Exercise materials
"""

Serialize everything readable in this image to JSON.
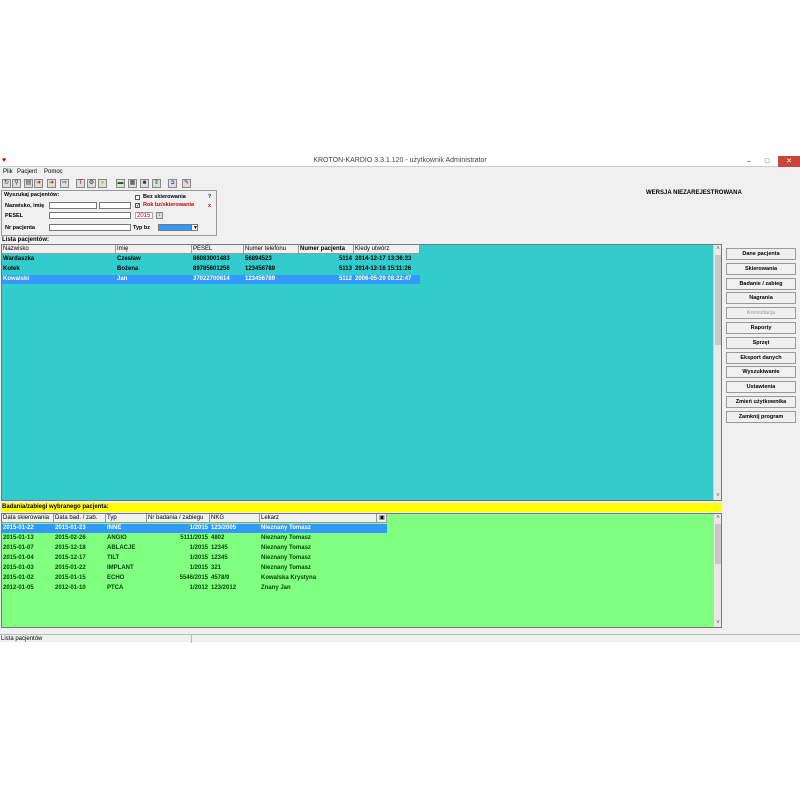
{
  "window": {
    "title": "KROTON-KARDIO 3.3.1.120 - użytkownik Administrator"
  },
  "menu": [
    "Plik",
    "Pacjent",
    "Pomoc"
  ],
  "version_label": "WERSJA NIEZAREJESTROWANA",
  "search": {
    "title": "Wyszukaj pacjentów:",
    "surname_label": "Nazwisko, imię",
    "pesel_label": "PESEL",
    "patient_no_label": "Nr pacjenta",
    "no_referral_label": "Bez skierowania",
    "no_referral_checked": false,
    "year_label": "Rok bz/skierowania",
    "year_checked": true,
    "year_value": "2015",
    "type_label": "Typ bz",
    "help": "?",
    "clear": "x"
  },
  "patients": {
    "title": "Lista pacjentów:",
    "columns": [
      "Nazwisko",
      "Imię",
      "PESEL",
      "Numer telefonu",
      "Numer pacjenta",
      "Kiedy utwórz"
    ],
    "rows": [
      [
        "Wardaszka",
        "Czesław",
        "86083001483",
        "56894523",
        "5114",
        "2014-12-17 13:36:23"
      ],
      [
        "Kotek",
        "Bożena",
        "89785601256",
        "123456789",
        "5113",
        "2014-12-16 15:11:26"
      ],
      [
        "Kowalski",
        "Jan",
        "37022700614",
        "123456789",
        "5112",
        "2006-05-29 08:22:47"
      ]
    ],
    "selected_row": 2
  },
  "buttons": [
    {
      "label": "Dane pacjenta",
      "enabled": true
    },
    {
      "label": "Skierowania",
      "enabled": true
    },
    {
      "label": "Badanie / zabieg",
      "enabled": true
    },
    {
      "label": "Nagrania",
      "enabled": true
    },
    {
      "label": "Konsultacja",
      "enabled": false
    },
    {
      "label": "Raporty",
      "enabled": true
    },
    {
      "label": "Sprzęt",
      "enabled": true
    },
    {
      "label": "Eksport danych",
      "enabled": true
    },
    {
      "label": "Wyszukiwanie",
      "enabled": true
    },
    {
      "label": "Ustawienia",
      "enabled": true
    },
    {
      "label": "Zmień użytkownika",
      "enabled": true
    },
    {
      "label": "Zamknij program",
      "enabled": true
    }
  ],
  "exams": {
    "title": "Badania/zabiegi wybranego pacjenta:",
    "columns": [
      "Data skierowania",
      "Data bad. / zab.",
      "Typ",
      "Nr badania / zabiegu",
      "NKG",
      "Lekarz"
    ],
    "rows": [
      [
        "2015-01-22",
        "2015-01-23",
        "INNE",
        "1/2015",
        "123/2005",
        "Nieznany Tomasz"
      ],
      [
        "2015-01-13",
        "2015-02-26",
        "ANGIO",
        "5111/2015",
        "4802",
        "Nieznany Tomasz"
      ],
      [
        "2015-01-07",
        "2015-12-18",
        "ABLACJE",
        "1/2015",
        "12345",
        "Nieznany Tomasz"
      ],
      [
        "2015-01-04",
        "2015-12-17",
        "TILT",
        "1/2015",
        "12345",
        "Nieznany Tomasz"
      ],
      [
        "2015-01-03",
        "2015-01-22",
        "IMPLANT",
        "1/2015",
        "321",
        "Nieznany Tomasz"
      ],
      [
        "2015-01-02",
        "2015-01-15",
        "ECHO",
        "5546/2015",
        "4578/9",
        "Kowalska Krystyna"
      ],
      [
        "2012-01-05",
        "2012-01-10",
        "PTCA",
        "1/2012",
        "123/2012",
        "Znany Jan"
      ]
    ],
    "selected_row": 0
  },
  "status": "Lista pacjentów"
}
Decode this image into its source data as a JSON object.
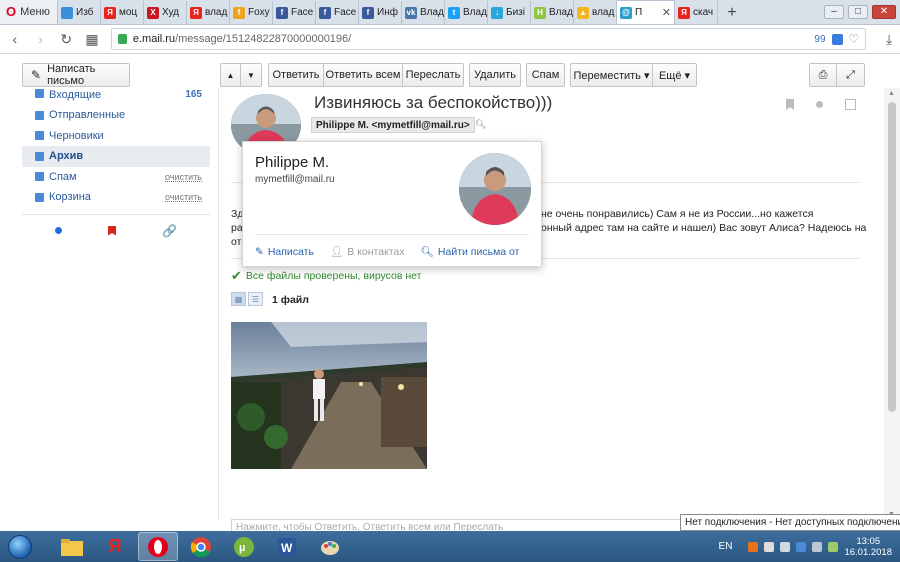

"""

Reproduce the data word for word, excluding its pictures.

Serialize everything readable in this image to JSON.
{
  "window": {
    "title": "KROTON-KARDIO 3.3.1.120 - użytkownik Administrator"
  },
  "menu": [
    "Plik",
    "Pacjent",
    "Pomoc"
  ],
  "version_label": "WERSJA NIEZAREJESTROWANA",
  "search": {
    "title": "Wyszukaj pacjentów:",
    "surname_label": "Nazwisko, imię",
    "pesel_label": "PESEL",
    "patient_no_label": "Nr pacjenta",
    "no_referral_label": "Bez skierowania",
    "no_referral_checked": false,
    "year_label": "Rok bz/skierowania",
    "year_checked": true,
    "year_value": "2015",
    "type_label": "Typ bz",
    "help": "?",
    "clear": "x"
  },
  "patients": {
    "title": "Lista pacjentów:",
    "columns": [
      "Nazwisko",
      "Imię",
      "PESEL",
      "Numer telefonu",
      "Numer pacjenta",
      "Kiedy utwórz"
    ],
    "rows": [
      [
        "Wardaszka",
        "Czesław",
        "86083001483",
        "56894523",
        "5114",
        "2014-12-17 13:36:23"
      ],
      [
        "Kotek",
        "Bożena",
        "89785601256",
        "123456789",
        "5113",
        "2014-12-16 15:11:26"
      ],
      [
        "Kowalski",
        "Jan",
        "37022700614",
        "123456789",
        "5112",
        "2006-05-29 08:22:47"
      ]
    ],
    "selected_row": 2
  },
  "buttons": [
    {
      "label": "Dane pacjenta",
      "enabled": true
    },
    {
      "label": "Skierowania",
      "enabled": true
    },
    {
      "label": "Badanie / zabieg",
      "enabled": true
    },
    {
      "label": "Nagrania",
      "enabled": true
    },
    {
      "label": "Konsultacja",
      "enabled": false
    },
    {
      "label": "Raporty",
      "enabled": true
    },
    {
      "label": "Sprzęt",
      "enabled": true
    },
    {
      "label": "Eksport danych",
      "enabled": true
    },
    {
      "label": "Wyszukiwanie",
      "enabled": true
    },
    {
      "label": "Ustawienia",
      "enabled": true
    },
    {
      "label": "Zmień użytkownika",
      "enabled": true
    },
    {
      "label": "Zamknij program",
      "enabled": true
    }
  ],
  "exams": {
    "title": "Badania/zabiegi wybranego pacjenta:",
    "columns": [
      "Data skierowania",
      "Data bad. / zab.",
      "Typ",
      "Nr badania / zabiegu",
      "NKG",
      "Lekarz"
    ],
    "rows": [
      [
        "2015-01-22",
        "2015-01-23",
        "INNE",
        "1/2015",
        "123/2005",
        "Nieznany Tomasz"
      ],
      [
        "2015-01-13",
        "2015-02-26",
        "ANGIO",
        "5111/2015",
        "4802",
        "Nieznany Tomasz"
      ],
      [
        "2015-01-07",
        "2015-12-18",
        "ABLACJE",
        "1/2015",
        "12345",
        "Nieznany Tomasz"
      ],
      [
        "2015-01-04",
        "2015-12-17",
        "TILT",
        "1/2015",
        "12345",
        "Nieznany Tomasz"
      ],
      [
        "2015-01-03",
        "2015-01-22",
        "IMPLANT",
        "1/2015",
        "321",
        "Nieznany Tomasz"
      ],
      [
        "2015-01-02",
        "2015-01-15",
        "ECHO",
        "5546/2015",
        "4578/9",
        "Kowalska Krystyna"
      ],
      [
        "2012-01-05",
        "2012-01-10",
        "PTCA",
        "1/2012",
        "123/2012",
        "Znany Jan"
      ]
    ],
    "selected_row": 0
  },
  "status": "Lista pacjentów"
}
Decode this image into its source data as a JSON object.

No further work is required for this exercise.